DIRECTIVE -> How many lines of these entries hold the string "GROSS"? Reply with the number alone.

SOURCE DATA ->

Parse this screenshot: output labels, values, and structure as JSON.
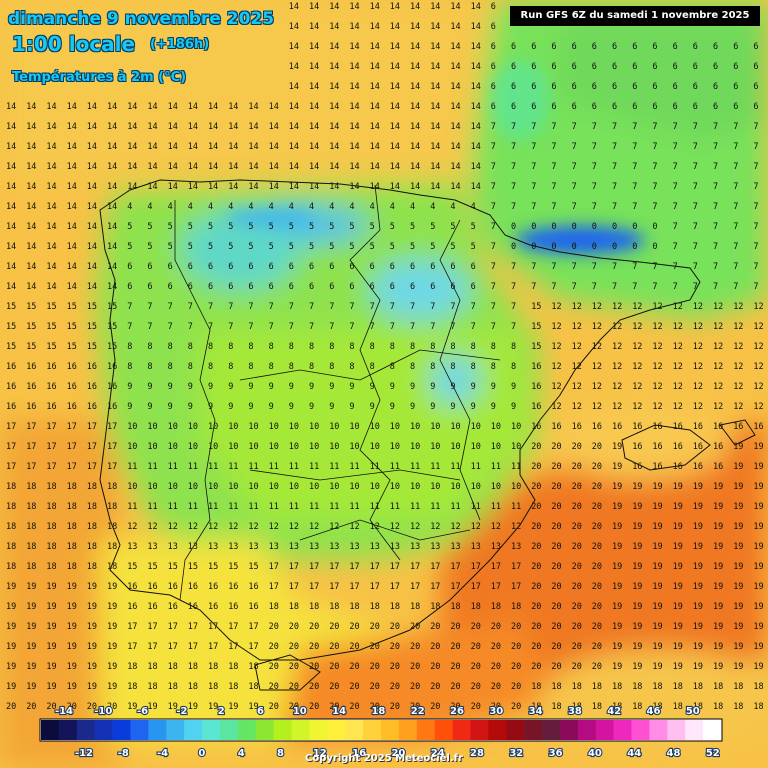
{
  "header": {
    "date": "dimanche 9 novembre 2025",
    "time": "1:00 locale",
    "offset": "(+186h)",
    "parameter": "Températures à 2m (°C)",
    "run": "Run GFS 6Z du samedi 1 novembre 2025",
    "copyright": "Copyright 2025 Meteociel.fr"
  },
  "legend": {
    "top_labels": [
      "-14",
      "-10",
      "-6",
      "-2",
      "2",
      "6",
      "10",
      "14",
      "18",
      "22",
      "26",
      "30",
      "34",
      "38",
      "42",
      "46",
      "50"
    ],
    "bottom_labels": [
      "-12",
      "-8",
      "-4",
      "0",
      "4",
      "8",
      "12",
      "16",
      "20",
      "24",
      "28",
      "32",
      "36",
      "40",
      "44",
      "48",
      "52"
    ],
    "colors": [
      "#0c0c3c",
      "#14145a",
      "#1a2a8c",
      "#1430b4",
      "#0a3cdc",
      "#1e64f0",
      "#2896f0",
      "#3cb4f0",
      "#50d2f0",
      "#5ae6d2",
      "#5ae6a0",
      "#64e664",
      "#8ce632",
      "#b4f01e",
      "#d2f528",
      "#f0f532",
      "#fff03c",
      "#ffe650",
      "#ffd23c",
      "#ffbe28",
      "#ffa01e",
      "#ff7814",
      "#ff500a",
      "#f02814",
      "#d21414",
      "#b40a0a",
      "#960a14",
      "#781428",
      "#641e3c",
      "#8c0a5a",
      "#b40a82",
      "#d214a0",
      "#ee28be",
      "#ff50d2",
      "#ff8ce6",
      "#ffbef0",
      "#ffe6fa",
      "#ffffff"
    ]
  },
  "map_layers": [
    "temperature-field",
    "coastlines",
    "borders",
    "value-grid"
  ]
}
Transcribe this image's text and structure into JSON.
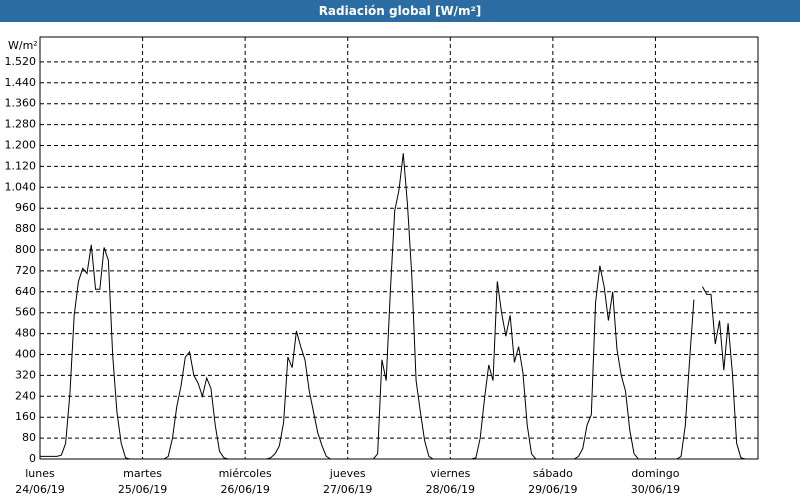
{
  "chart_data": {
    "type": "line",
    "title": "Radiación global [W/m²]",
    "y_unit": "W/m²",
    "ylim": [
      0,
      1600
    ],
    "xlim": [
      0,
      168
    ],
    "yticks": [
      0,
      80,
      160,
      240,
      320,
      400,
      480,
      560,
      640,
      720,
      800,
      880,
      960,
      {
        "value": 1040,
        "label": "1.040"
      },
      {
        "value": 1120,
        "label": "1.120"
      },
      {
        "value": 1200,
        "label": "1.200"
      },
      {
        "value": 1280,
        "label": "1.280"
      },
      {
        "value": 1360,
        "label": "1.360"
      },
      {
        "value": 1440,
        "label": "1.440"
      },
      {
        "value": 1520,
        "label": "1.520"
      }
    ],
    "xticks": [
      {
        "value": 0,
        "label": "lunes",
        "date": "24/06/19"
      },
      {
        "value": 24,
        "label": "martes",
        "date": "25/06/19"
      },
      {
        "value": 48,
        "label": "miércoles",
        "date": "26/06/19"
      },
      {
        "value": 72,
        "label": "jueves",
        "date": "27/06/19"
      },
      {
        "value": 96,
        "label": "viernes",
        "date": "28/06/19"
      },
      {
        "value": 120,
        "label": "sábado",
        "date": "29/06/19"
      },
      {
        "value": 144,
        "label": "domingo",
        "date": "30/06/19"
      }
    ],
    "grid": true,
    "color": "#000000",
    "values": [
      10,
      10,
      10,
      10,
      10,
      15,
      60,
      250,
      550,
      680,
      730,
      710,
      820,
      650,
      650,
      810,
      760,
      400,
      180,
      60,
      5,
      0,
      0,
      0,
      0,
      0,
      0,
      0,
      0,
      0,
      10,
      80,
      200,
      280,
      390,
      410,
      320,
      290,
      240,
      310,
      270,
      130,
      30,
      5,
      0,
      0,
      0,
      0,
      0,
      0,
      0,
      0,
      0,
      0,
      5,
      20,
      50,
      140,
      390,
      350,
      490,
      430,
      380,
      260,
      180,
      100,
      50,
      10,
      0,
      0,
      0,
      0,
      0,
      0,
      0,
      0,
      0,
      0,
      0,
      20,
      380,
      300,
      650,
      950,
      1030,
      1170,
      970,
      700,
      300,
      180,
      70,
      10,
      0,
      0,
      0,
      0,
      0,
      0,
      0,
      0,
      0,
      0,
      5,
      80,
      230,
      360,
      300,
      680,
      560,
      470,
      550,
      370,
      430,
      330,
      130,
      20,
      0,
      0,
      0,
      0,
      0,
      0,
      0,
      0,
      0,
      0,
      10,
      40,
      130,
      170,
      600,
      740,
      660,
      530,
      640,
      420,
      320,
      260,
      110,
      20,
      0,
      0,
      0,
      0,
      0,
      0,
      0,
      0,
      0,
      0,
      10,
      130,
      380,
      610,
      null,
      660,
      630,
      630,
      440,
      530,
      340,
      520,
      330,
      60,
      5,
      0,
      0,
      0
    ]
  }
}
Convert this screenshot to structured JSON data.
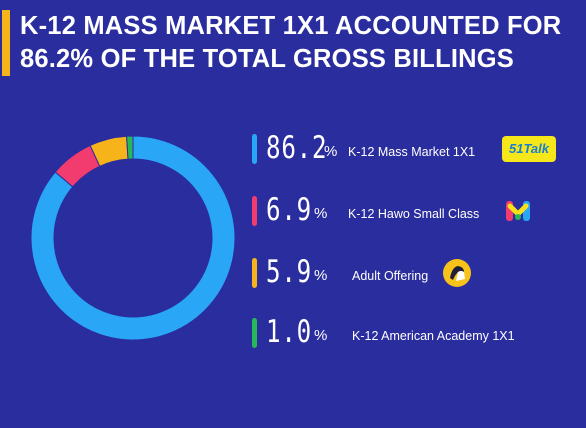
{
  "header": {
    "title_line1": "K-12 MASS MARKET 1X1 ACCOUNTED FOR",
    "title_line2": "86.2% OF THE TOTAL GROSS BILLINGS"
  },
  "colors": {
    "background": "#2a2d9e",
    "accent_bar": "#f7b31a"
  },
  "legend": [
    {
      "value": "86.2",
      "sign": "%",
      "label": "K-12 Mass Market 1X1",
      "color": "#29a6f5",
      "icon": "51talk-logo",
      "icon_text": "51Talk"
    },
    {
      "value": "6.9",
      "sign": "%",
      "label": "K-12 Hawo Small Class",
      "color": "#f23b6e",
      "icon": "hawo-logo-icon"
    },
    {
      "value": "5.9",
      "sign": "%",
      "label": "Adult Offering",
      "color": "#f7b31a",
      "icon": "adult-offering-icon"
    },
    {
      "value": "1.0",
      "sign": "%",
      "label": "K-12 American Academy 1X1",
      "color": "#27b85a",
      "icon": ""
    }
  ],
  "chart_data": {
    "type": "pie",
    "title": "K-12 MASS MARKET 1X1 ACCOUNTED FOR 86.2% OF THE TOTAL GROSS BILLINGS",
    "categories": [
      "K-12 Mass Market 1X1",
      "K-12 Hawo Small Class",
      "Adult Offering",
      "K-12 American Academy 1X1"
    ],
    "values": [
      86.2,
      6.9,
      5.9,
      1.0
    ],
    "unit": "%",
    "colors": [
      "#29a6f5",
      "#f23b6e",
      "#f7b31a",
      "#27b85a"
    ],
    "donut": true,
    "legend_position": "right"
  }
}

EXERCISE SOLUTION -> 2